-- START Information shown --

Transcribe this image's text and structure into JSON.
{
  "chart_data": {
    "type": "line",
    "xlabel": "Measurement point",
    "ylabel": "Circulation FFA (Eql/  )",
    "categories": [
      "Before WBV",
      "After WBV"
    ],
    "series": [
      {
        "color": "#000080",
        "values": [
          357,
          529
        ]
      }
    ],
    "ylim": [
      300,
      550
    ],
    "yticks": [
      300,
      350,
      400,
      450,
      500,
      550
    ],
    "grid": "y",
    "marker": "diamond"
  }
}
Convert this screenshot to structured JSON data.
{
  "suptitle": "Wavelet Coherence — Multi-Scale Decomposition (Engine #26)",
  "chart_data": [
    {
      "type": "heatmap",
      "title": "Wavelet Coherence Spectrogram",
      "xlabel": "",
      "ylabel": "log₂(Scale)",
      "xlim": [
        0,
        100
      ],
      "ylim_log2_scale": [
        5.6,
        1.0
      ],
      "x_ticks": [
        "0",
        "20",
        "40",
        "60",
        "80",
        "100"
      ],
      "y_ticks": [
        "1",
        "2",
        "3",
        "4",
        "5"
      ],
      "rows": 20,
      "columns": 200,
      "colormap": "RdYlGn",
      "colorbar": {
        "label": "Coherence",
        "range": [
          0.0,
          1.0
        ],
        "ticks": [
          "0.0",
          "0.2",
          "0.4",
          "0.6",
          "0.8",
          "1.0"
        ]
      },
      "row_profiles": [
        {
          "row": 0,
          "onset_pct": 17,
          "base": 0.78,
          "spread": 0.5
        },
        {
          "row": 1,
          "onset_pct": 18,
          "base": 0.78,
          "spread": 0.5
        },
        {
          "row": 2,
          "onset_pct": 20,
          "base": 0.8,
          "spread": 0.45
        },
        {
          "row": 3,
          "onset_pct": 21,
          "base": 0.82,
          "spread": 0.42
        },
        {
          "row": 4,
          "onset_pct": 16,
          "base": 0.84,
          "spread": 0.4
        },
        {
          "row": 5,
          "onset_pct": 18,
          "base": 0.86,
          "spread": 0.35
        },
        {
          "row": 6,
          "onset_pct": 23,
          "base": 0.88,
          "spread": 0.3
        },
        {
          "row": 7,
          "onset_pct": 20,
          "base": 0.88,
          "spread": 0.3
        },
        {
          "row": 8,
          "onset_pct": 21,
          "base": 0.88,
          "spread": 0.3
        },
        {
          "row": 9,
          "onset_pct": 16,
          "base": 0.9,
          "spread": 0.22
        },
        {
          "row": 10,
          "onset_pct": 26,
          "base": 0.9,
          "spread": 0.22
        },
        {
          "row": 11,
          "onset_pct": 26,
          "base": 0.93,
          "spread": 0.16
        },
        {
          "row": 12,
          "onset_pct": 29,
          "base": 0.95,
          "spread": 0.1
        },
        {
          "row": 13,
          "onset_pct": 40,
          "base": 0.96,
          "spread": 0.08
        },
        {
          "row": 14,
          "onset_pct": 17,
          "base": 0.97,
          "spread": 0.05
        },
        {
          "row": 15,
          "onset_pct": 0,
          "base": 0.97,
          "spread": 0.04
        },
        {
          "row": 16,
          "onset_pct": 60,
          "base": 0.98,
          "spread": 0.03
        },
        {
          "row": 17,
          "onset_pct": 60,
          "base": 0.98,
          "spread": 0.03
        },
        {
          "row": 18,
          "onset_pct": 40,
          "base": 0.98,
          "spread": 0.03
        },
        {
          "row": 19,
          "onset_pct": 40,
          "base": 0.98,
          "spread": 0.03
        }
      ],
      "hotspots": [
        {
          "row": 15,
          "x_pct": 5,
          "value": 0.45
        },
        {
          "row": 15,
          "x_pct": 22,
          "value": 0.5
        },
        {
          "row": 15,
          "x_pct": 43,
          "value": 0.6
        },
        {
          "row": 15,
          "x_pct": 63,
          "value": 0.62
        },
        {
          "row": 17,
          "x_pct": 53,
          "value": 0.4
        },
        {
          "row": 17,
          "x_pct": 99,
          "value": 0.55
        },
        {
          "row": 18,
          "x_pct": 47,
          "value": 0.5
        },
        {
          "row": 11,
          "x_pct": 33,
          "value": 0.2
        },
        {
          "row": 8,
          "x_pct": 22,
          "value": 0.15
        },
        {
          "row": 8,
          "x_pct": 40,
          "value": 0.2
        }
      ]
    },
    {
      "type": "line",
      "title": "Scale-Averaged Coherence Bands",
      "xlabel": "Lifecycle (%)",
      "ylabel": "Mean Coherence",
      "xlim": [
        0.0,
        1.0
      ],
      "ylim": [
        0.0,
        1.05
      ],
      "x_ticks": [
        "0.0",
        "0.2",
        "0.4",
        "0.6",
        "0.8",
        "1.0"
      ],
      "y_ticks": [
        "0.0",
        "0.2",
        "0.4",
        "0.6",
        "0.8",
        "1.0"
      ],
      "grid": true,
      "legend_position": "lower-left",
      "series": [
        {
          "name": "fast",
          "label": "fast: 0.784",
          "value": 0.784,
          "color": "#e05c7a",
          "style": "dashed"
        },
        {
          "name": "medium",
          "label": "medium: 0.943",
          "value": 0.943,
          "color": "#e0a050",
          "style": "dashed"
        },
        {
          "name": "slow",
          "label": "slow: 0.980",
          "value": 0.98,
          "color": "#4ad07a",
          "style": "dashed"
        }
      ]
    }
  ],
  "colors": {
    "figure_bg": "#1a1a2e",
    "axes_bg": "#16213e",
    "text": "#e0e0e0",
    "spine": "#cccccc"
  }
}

-- END Information shown --

Given problem: In full and verbatim, repeat the records given above.

Right answer:
Transcribe this image's text and structure into JSON.
{
  "chart_data": {
    "type": "line",
    "xlabel": "Measurement point",
    "ylabel": "Circulation FFA (Eql/  )",
    "categories": [
      "Before WBV",
      "After WBV"
    ],
    "series": [
      {
        "color": "#000080",
        "values": [
          357,
          529
        ]
      }
    ],
    "ylim": [
      300,
      550
    ],
    "yticks": [
      300,
      350,
      400,
      450,
      500,
      550
    ],
    "grid": "y",
    "marker": "diamond"
  }
}
Convert this screenshot to structured JSON data.
{
  "suptitle": "Wavelet Coherence — Multi-Scale Decomposition (Engine #26)",
  "chart_data": [
    {
      "type": "heatmap",
      "title": "Wavelet Coherence Spectrogram",
      "xlabel": "",
      "ylabel": "log₂(Scale)",
      "xlim": [
        0,
        100
      ],
      "ylim_log2_scale": [
        5.6,
        1.0
      ],
      "x_ticks": [
        "0",
        "20",
        "40",
        "60",
        "80",
        "100"
      ],
      "y_ticks": [
        "1",
        "2",
        "3",
        "4",
        "5"
      ],
      "rows": 20,
      "columns": 200,
      "colormap": "RdYlGn",
      "colorbar": {
        "label": "Coherence",
        "range": [
          0.0,
          1.0
        ],
        "ticks": [
          "0.0",
          "0.2",
          "0.4",
          "0.6",
          "0.8",
          "1.0"
        ]
      },
      "row_profiles": [
        {
          "row": 0,
          "onset_pct": 17,
          "base": 0.78,
          "spread": 0.5
        },
        {
          "row": 1,
          "onset_pct": 18,
          "base": 0.78,
          "spread": 0.5
        },
        {
          "row": 2,
          "onset_pct": 20,
          "base": 0.8,
          "spread": 0.45
        },
        {
          "row": 3,
          "onset_pct": 21,
          "base": 0.82,
          "spread": 0.42
        },
        {
          "row": 4,
          "onset_pct": 16,
          "base": 0.84,
          "spread": 0.4
        },
        {
          "row": 5,
          "onset_pct": 18,
          "base": 0.86,
          "spread": 0.35
        },
        {
          "row": 6,
          "onset_pct": 23,
          "base": 0.88,
          "spread": 0.3
        },
        {
          "row": 7,
          "onset_pct": 20,
          "base": 0.88,
          "spread": 0.3
        },
        {
          "row": 8,
          "onset_pct": 21,
          "base": 0.88,
          "spread": 0.3
        },
        {
          "row": 9,
          "onset_pct": 16,
          "base": 0.9,
          "spread": 0.22
        },
        {
          "row": 10,
          "onset_pct": 26,
          "base": 0.9,
          "spread": 0.22
        },
        {
          "row": 11,
          "onset_pct": 26,
          "base": 0.93,
          "spread": 0.16
        },
        {
          "row": 12,
          "onset_pct": 29,
          "base": 0.95,
          "spread": 0.1
        },
        {
          "row": 13,
          "onset_pct": 40,
          "base": 0.96,
          "spread": 0.08
        },
        {
          "row": 14,
          "onset_pct": 17,
          "base": 0.97,
          "spread": 0.05
        },
        {
          "row": 15,
          "onset_pct": 0,
          "base": 0.97,
          "spread": 0.04
        },
        {
          "row": 16,
          "onset_pct": 60,
          "base": 0.98,
          "spread": 0.03
        },
        {
          "row": 17,
          "onset_pct": 60,
          "base": 0.98,
          "spread": 0.03
        },
        {
          "row": 18,
          "onset_pct": 40,
          "base": 0.98,
          "spread": 0.03
        },
        {
          "row": 19,
          "onset_pct": 40,
          "base": 0.98,
          "spread": 0.03
        }
      ],
      "hotspots": [
        {
          "row": 15,
          "x_pct": 5,
          "value": 0.45
        },
        {
          "row": 15,
          "x_pct": 22,
          "value": 0.5
        },
        {
          "row": 15,
          "x_pct": 43,
          "value": 0.6
        },
        {
          "row": 15,
          "x_pct": 63,
          "value": 0.62
        },
        {
          "row": 17,
          "x_pct": 53,
          "value": 0.4
        },
        {
          "row": 17,
          "x_pct": 99,
          "value": 0.55
        },
        {
          "row": 18,
          "x_pct": 47,
          "value": 0.5
        },
        {
          "row": 11,
          "x_pct": 33,
          "value": 0.2
        },
        {
          "row": 8,
          "x_pct": 22,
          "value": 0.15
        },
        {
          "row": 8,
          "x_pct": 40,
          "value": 0.2
        }
      ]
    },
    {
      "type": "line",
      "title": "Scale-Averaged Coherence Bands",
      "xlabel": "Lifecycle (%)",
      "ylabel": "Mean Coherence",
      "xlim": [
        0.0,
        1.0
      ],
      "ylim": [
        0.0,
        1.05
      ],
      "x_ticks": [
        "0.0",
        "0.2",
        "0.4",
        "0.6",
        "0.8",
        "1.0"
      ],
      "y_ticks": [
        "0.0",
        "0.2",
        "0.4",
        "0.6",
        "0.8",
        "1.0"
      ],
      "grid": true,
      "legend_position": "lower-left",
      "series": [
        {
          "name": "fast",
          "label": "fast: 0.784",
          "value": 0.784,
          "color": "#e05c7a",
          "style": "dashed"
        },
        {
          "name": "medium",
          "label": "medium: 0.943",
          "value": 0.943,
          "color": "#e0a050",
          "style": "dashed"
        },
        {
          "name": "slow",
          "label": "slow: 0.980",
          "value": 0.98,
          "color": "#4ad07a",
          "style": "dashed"
        }
      ]
    }
  ],
  "colors": {
    "figure_bg": "#1a1a2e",
    "axes_bg": "#16213e",
    "text": "#e0e0e0",
    "spine": "#cccccc"
  }
}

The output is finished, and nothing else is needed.